[Extracted data entries]
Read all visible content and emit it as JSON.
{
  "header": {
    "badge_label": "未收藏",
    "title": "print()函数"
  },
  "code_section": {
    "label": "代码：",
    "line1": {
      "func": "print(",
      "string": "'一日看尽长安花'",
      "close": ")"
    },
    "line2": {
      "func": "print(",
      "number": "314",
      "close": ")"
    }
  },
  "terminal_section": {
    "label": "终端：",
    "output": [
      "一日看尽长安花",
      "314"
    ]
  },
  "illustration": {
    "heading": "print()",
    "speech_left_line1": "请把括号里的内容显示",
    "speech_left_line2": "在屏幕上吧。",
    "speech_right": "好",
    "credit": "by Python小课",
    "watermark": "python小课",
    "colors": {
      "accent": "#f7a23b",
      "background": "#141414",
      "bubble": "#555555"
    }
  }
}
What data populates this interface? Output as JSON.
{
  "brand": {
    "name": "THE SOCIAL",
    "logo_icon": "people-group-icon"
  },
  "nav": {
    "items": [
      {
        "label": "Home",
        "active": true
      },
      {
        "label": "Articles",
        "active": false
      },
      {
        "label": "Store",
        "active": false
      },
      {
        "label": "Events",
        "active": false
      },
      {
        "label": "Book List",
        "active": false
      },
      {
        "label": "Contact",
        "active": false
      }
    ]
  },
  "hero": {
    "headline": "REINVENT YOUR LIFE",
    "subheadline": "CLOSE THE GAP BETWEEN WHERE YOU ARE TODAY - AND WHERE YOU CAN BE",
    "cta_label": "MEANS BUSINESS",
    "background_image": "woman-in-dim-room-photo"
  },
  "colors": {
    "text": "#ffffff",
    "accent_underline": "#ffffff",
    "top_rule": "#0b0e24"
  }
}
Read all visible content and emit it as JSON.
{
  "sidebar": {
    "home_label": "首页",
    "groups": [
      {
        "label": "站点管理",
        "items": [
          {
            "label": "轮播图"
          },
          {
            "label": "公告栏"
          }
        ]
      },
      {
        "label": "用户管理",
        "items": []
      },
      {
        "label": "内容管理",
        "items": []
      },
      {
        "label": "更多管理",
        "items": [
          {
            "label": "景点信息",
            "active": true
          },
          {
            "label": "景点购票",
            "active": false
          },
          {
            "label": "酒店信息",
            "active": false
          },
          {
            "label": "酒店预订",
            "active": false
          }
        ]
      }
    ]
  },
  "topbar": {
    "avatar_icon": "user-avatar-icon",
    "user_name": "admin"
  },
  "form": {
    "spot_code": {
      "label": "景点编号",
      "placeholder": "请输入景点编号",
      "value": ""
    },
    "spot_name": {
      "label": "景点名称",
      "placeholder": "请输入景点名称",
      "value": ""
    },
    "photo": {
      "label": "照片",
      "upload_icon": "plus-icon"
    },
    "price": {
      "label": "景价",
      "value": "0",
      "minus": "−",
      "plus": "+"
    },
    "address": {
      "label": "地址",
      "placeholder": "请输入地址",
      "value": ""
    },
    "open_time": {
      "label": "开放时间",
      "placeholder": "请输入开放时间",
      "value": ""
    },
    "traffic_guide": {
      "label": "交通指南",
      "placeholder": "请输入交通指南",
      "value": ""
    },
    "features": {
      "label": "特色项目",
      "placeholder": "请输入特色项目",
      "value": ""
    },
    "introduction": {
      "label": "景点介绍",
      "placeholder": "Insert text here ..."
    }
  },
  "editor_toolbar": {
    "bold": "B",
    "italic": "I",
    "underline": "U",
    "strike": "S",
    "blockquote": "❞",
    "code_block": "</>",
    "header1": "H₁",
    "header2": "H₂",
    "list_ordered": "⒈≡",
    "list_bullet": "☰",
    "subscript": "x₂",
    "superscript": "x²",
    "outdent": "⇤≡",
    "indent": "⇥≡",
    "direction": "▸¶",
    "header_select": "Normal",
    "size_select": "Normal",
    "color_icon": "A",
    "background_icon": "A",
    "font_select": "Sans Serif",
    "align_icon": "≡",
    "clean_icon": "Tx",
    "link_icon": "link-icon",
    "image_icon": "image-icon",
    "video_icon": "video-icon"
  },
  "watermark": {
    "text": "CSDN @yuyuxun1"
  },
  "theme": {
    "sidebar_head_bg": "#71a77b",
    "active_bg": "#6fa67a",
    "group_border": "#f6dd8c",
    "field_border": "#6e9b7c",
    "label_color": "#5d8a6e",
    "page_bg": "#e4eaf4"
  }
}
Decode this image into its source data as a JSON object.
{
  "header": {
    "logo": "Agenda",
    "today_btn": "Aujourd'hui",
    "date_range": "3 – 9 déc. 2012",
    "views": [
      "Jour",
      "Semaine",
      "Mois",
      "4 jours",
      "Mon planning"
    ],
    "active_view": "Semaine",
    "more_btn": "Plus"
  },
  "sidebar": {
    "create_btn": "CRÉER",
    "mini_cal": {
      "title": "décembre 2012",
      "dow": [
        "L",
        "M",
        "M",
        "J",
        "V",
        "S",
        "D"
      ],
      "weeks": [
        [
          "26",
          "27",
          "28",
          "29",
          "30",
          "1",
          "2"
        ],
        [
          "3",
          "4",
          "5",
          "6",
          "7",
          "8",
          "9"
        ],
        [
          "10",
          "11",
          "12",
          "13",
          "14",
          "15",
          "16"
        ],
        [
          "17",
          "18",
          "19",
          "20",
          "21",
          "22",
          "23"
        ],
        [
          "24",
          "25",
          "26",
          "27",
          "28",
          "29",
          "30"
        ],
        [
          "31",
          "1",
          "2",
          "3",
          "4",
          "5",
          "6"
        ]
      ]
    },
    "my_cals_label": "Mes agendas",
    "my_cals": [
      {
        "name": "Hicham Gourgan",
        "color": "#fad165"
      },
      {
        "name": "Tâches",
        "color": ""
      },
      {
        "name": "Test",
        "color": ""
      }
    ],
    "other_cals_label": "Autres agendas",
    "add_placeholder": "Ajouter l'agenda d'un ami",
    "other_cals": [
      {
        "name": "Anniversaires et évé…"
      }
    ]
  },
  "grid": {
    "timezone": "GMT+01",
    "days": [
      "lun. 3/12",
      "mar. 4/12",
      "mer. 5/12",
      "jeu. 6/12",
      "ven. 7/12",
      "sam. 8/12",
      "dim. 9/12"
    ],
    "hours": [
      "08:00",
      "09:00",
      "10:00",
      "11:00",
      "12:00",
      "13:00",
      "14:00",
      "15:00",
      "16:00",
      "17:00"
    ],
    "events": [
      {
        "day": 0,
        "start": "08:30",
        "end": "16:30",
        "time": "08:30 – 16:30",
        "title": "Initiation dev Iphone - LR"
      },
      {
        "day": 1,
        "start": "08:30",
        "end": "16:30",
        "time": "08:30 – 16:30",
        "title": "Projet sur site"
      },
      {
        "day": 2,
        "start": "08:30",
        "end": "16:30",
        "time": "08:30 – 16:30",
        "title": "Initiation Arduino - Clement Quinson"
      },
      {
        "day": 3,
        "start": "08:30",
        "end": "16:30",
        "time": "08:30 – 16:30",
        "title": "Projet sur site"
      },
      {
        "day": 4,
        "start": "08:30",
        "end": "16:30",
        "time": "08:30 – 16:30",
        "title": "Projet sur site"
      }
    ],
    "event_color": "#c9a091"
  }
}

▶ [SHORT PROBLEM]: Quote all of the entries exactly as they appear.

▶ [COMPLETED TASK]:
Read all visible content and emit it as JSON.
{
  "header": {
    "badge_label": "未收藏",
    "title": "print()函数"
  },
  "code_section": {
    "label": "代码：",
    "line1": {
      "func": "print(",
      "string": "'一日看尽长安花'",
      "close": ")"
    },
    "line2": {
      "func": "print(",
      "number": "314",
      "close": ")"
    }
  },
  "terminal_section": {
    "label": "终端：",
    "output": [
      "一日看尽长安花",
      "314"
    ]
  },
  "illustration": {
    "heading": "print()",
    "speech_left_line1": "请把括号里的内容显示",
    "speech_left_line2": "在屏幕上吧。",
    "speech_right": "好",
    "credit": "by Python小课",
    "watermark": "python小课",
    "colors": {
      "accent": "#f7a23b",
      "background": "#141414",
      "bubble": "#555555"
    }
  }
}
What data populates this interface? Output as JSON.
{
  "brand": {
    "name": "THE SOCIAL",
    "logo_icon": "people-group-icon"
  },
  "nav": {
    "items": [
      {
        "label": "Home",
        "active": true
      },
      {
        "label": "Articles",
        "active": false
      },
      {
        "label": "Store",
        "active": false
      },
      {
        "label": "Events",
        "active": false
      },
      {
        "label": "Book List",
        "active": false
      },
      {
        "label": "Contact",
        "active": false
      }
    ]
  },
  "hero": {
    "headline": "REINVENT YOUR LIFE",
    "subheadline": "CLOSE THE GAP BETWEEN WHERE YOU ARE TODAY - AND WHERE YOU CAN BE",
    "cta_label": "MEANS BUSINESS",
    "background_image": "woman-in-dim-room-photo"
  },
  "colors": {
    "text": "#ffffff",
    "accent_underline": "#ffffff",
    "top_rule": "#0b0e24"
  }
}
Read all visible content and emit it as JSON.
{
  "sidebar": {
    "home_label": "首页",
    "groups": [
      {
        "label": "站点管理",
        "items": [
          {
            "label": "轮播图"
          },
          {
            "label": "公告栏"
          }
        ]
      },
      {
        "label": "用户管理",
        "items": []
      },
      {
        "label": "内容管理",
        "items": []
      },
      {
        "label": "更多管理",
        "items": [
          {
            "label": "景点信息",
            "active": true
          },
          {
            "label": "景点购票",
            "active": false
          },
          {
            "label": "酒店信息",
            "active": false
          },
          {
            "label": "酒店预订",
            "active": false
          }
        ]
      }
    ]
  },
  "topbar": {
    "avatar_icon": "user-avatar-icon",
    "user_name": "admin"
  },
  "form": {
    "spot_code": {
      "label": "景点编号",
      "placeholder": "请输入景点编号",
      "value": ""
    },
    "spot_name": {
      "label": "景点名称",
      "placeholder": "请输入景点名称",
      "value": ""
    },
    "photo": {
      "label": "照片",
      "upload_icon": "plus-icon"
    },
    "price": {
      "label": "景价",
      "value": "0",
      "minus": "−",
      "plus": "+"
    },
    "address": {
      "label": "地址",
      "placeholder": "请输入地址",
      "value": ""
    },
    "open_time": {
      "label": "开放时间",
      "placeholder": "请输入开放时间",
      "value": ""
    },
    "traffic_guide": {
      "label": "交通指南",
      "placeholder": "请输入交通指南",
      "value": ""
    },
    "features": {
      "label": "特色项目",
      "placeholder": "请输入特色项目",
      "value": ""
    },
    "introduction": {
      "label": "景点介绍",
      "placeholder": "Insert text here ..."
    }
  },
  "editor_toolbar": {
    "bold": "B",
    "italic": "I",
    "underline": "U",
    "strike": "S",
    "blockquote": "❞",
    "code_block": "</>",
    "header1": "H₁",
    "header2": "H₂",
    "list_ordered": "⒈≡",
    "list_bullet": "☰",
    "subscript": "x₂",
    "superscript": "x²",
    "outdent": "⇤≡",
    "indent": "⇥≡",
    "direction": "▸¶",
    "header_select": "Normal",
    "size_select": "Normal",
    "color_icon": "A",
    "background_icon": "A",
    "font_select": "Sans Serif",
    "align_icon": "≡",
    "clean_icon": "Tx",
    "link_icon": "link-icon",
    "image_icon": "image-icon",
    "video_icon": "video-icon"
  },
  "watermark": {
    "text": "CSDN @yuyuxun1"
  },
  "theme": {
    "sidebar_head_bg": "#71a77b",
    "active_bg": "#6fa67a",
    "group_border": "#f6dd8c",
    "field_border": "#6e9b7c",
    "label_color": "#5d8a6e",
    "page_bg": "#e4eaf4"
  }
}
Decode this image into its source data as a JSON object.
{
  "header": {
    "logo": "Agenda",
    "today_btn": "Aujourd'hui",
    "date_range": "3 – 9 déc. 2012",
    "views": [
      "Jour",
      "Semaine",
      "Mois",
      "4 jours",
      "Mon planning"
    ],
    "active_view": "Semaine",
    "more_btn": "Plus"
  },
  "sidebar": {
    "create_btn": "CRÉER",
    "mini_cal": {
      "title": "décembre 2012",
      "dow": [
        "L",
        "M",
        "M",
        "J",
        "V",
        "S",
        "D"
      ],
      "weeks": [
        [
          "26",
          "27",
          "28",
          "29",
          "30",
          "1",
          "2"
        ],
        [
          "3",
          "4",
          "5",
          "6",
          "7",
          "8",
          "9"
        ],
        [
          "10",
          "11",
          "12",
          "13",
          "14",
          "15",
          "16"
        ],
        [
          "17",
          "18",
          "19",
          "20",
          "21",
          "22",
          "23"
        ],
        [
          "24",
          "25",
          "26",
          "27",
          "28",
          "29",
          "30"
        ],
        [
          "31",
          "1",
          "2",
          "3",
          "4",
          "5",
          "6"
        ]
      ]
    },
    "my_cals_label": "Mes agendas",
    "my_cals": [
      {
        "name": "Hicham Gourgan",
        "color": "#fad165"
      },
      {
        "name": "Tâches",
        "color": ""
      },
      {
        "name": "Test",
        "color": ""
      }
    ],
    "other_cals_label": "Autres agendas",
    "add_placeholder": "Ajouter l'agenda d'un ami",
    "other_cals": [
      {
        "name": "Anniversaires et évé…"
      }
    ]
  },
  "grid": {
    "timezone": "GMT+01",
    "days": [
      "lun. 3/12",
      "mar. 4/12",
      "mer. 5/12",
      "jeu. 6/12",
      "ven. 7/12",
      "sam. 8/12",
      "dim. 9/12"
    ],
    "hours": [
      "08:00",
      "09:00",
      "10:00",
      "11:00",
      "12:00",
      "13:00",
      "14:00",
      "15:00",
      "16:00",
      "17:00"
    ],
    "events": [
      {
        "day": 0,
        "start": "08:30",
        "end": "16:30",
        "time": "08:30 – 16:30",
        "title": "Initiation dev Iphone - LR"
      },
      {
        "day": 1,
        "start": "08:30",
        "end": "16:30",
        "time": "08:30 – 16:30",
        "title": "Projet sur site"
      },
      {
        "day": 2,
        "start": "08:30",
        "end": "16:30",
        "time": "08:30 – 16:30",
        "title": "Initiation Arduino - Clement Quinson"
      },
      {
        "day": 3,
        "start": "08:30",
        "end": "16:30",
        "time": "08:30 – 16:30",
        "title": "Projet sur site"
      },
      {
        "day": 4,
        "start": "08:30",
        "end": "16:30",
        "time": "08:30 – 16:30",
        "title": "Projet sur site"
      }
    ],
    "event_color": "#c9a091"
  }
}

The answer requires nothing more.